> [Exercise task]:
Only those lines running from the line that contains "Transcribe the text in this document." through the end of the material are to be written out, each exactly as shown.

[Begin Listing]

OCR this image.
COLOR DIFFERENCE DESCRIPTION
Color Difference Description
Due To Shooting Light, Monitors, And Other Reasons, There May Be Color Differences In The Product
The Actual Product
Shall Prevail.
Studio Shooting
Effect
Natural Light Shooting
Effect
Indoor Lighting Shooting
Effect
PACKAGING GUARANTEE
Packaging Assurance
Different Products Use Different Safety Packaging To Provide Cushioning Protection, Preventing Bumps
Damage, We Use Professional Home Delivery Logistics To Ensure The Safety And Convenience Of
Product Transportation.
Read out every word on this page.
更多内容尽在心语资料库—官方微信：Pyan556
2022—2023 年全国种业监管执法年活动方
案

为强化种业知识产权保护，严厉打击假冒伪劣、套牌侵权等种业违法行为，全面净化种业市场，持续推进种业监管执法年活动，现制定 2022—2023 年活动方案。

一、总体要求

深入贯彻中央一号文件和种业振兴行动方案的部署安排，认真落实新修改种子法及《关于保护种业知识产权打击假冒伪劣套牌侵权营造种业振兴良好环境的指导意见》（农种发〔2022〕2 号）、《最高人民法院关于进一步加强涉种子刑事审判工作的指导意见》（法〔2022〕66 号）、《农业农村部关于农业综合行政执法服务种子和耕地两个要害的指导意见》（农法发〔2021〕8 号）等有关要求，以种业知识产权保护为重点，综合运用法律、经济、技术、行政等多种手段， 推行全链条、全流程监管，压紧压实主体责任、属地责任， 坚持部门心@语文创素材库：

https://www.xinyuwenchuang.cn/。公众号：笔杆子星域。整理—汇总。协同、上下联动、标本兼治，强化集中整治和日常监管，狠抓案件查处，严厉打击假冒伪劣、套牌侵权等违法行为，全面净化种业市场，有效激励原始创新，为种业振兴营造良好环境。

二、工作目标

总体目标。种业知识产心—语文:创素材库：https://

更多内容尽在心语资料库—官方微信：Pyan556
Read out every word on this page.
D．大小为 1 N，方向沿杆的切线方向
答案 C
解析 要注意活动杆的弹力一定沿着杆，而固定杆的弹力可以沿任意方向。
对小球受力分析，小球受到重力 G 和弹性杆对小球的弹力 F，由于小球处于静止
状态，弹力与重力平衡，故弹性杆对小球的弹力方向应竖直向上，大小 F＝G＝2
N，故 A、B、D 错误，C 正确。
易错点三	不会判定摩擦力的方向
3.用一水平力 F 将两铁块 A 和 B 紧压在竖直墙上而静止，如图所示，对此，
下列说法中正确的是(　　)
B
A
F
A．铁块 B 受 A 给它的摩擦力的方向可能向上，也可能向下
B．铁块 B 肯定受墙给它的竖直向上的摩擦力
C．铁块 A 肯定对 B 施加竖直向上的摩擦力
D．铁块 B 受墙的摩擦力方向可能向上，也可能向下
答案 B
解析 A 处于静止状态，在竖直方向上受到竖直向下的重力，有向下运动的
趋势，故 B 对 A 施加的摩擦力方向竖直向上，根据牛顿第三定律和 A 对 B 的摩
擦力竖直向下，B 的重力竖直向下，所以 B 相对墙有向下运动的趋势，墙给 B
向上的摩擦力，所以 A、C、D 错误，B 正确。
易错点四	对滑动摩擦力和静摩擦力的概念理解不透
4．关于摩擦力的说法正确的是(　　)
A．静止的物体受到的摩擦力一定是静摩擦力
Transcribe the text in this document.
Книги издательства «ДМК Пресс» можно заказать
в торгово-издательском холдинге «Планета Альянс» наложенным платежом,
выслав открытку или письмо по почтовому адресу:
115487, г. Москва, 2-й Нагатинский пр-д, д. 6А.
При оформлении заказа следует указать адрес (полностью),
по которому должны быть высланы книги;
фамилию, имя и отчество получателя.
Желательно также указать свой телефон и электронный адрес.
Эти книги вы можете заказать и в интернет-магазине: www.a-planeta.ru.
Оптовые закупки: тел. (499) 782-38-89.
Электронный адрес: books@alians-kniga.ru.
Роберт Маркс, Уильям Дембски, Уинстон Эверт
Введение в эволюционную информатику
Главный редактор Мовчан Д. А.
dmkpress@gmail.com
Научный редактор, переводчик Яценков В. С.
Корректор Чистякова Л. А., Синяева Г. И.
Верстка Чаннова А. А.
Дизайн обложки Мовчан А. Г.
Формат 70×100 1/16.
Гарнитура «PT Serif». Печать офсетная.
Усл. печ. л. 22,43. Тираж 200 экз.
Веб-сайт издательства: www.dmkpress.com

[End Listing]

> [Finished exercise]:
Transcribe the text in this document.
Книги издательства «ДМК Пресс» можно заказать
в торгово-издательском холдинге «Планета Альянс» наложенным платежом,
выслав открытку или письмо по почтовому адресу:
115487, г. Москва, 2-й Нагатинский пр-д, д. 6А.
При оформлении заказа следует указать адрес (полностью),
по которому должны быть высланы книги;
фамилию, имя и отчество получателя.
Желательно также указать свой телефон и электронный адрес.
Эти книги вы можете заказать и в интернет-магазине: www.a-planeta.ru.
Оптовые закупки: тел. (499) 782-38-89.
Электронный адрес: books@alians-kniga.ru.
Роберт Маркс, Уильям Дембски, Уинстон Эверт
Введение в эволюционную информатику
Главный редактор Мовчан Д. А.
dmkpress@gmail.com
Научный редактор, переводчик Яценков В. С.
Корректор Чистякова Л. А., Синяева Г. И.
Верстка Чаннова А. А.
Дизайн обложки Мовчан А. Г.
Формат 70×100 1/16.
Гарнитура «PT Serif». Печать офсетная.
Усл. печ. л. 22,43. Тираж 200 экз.
Веб-сайт издательства: www.dmkpress.com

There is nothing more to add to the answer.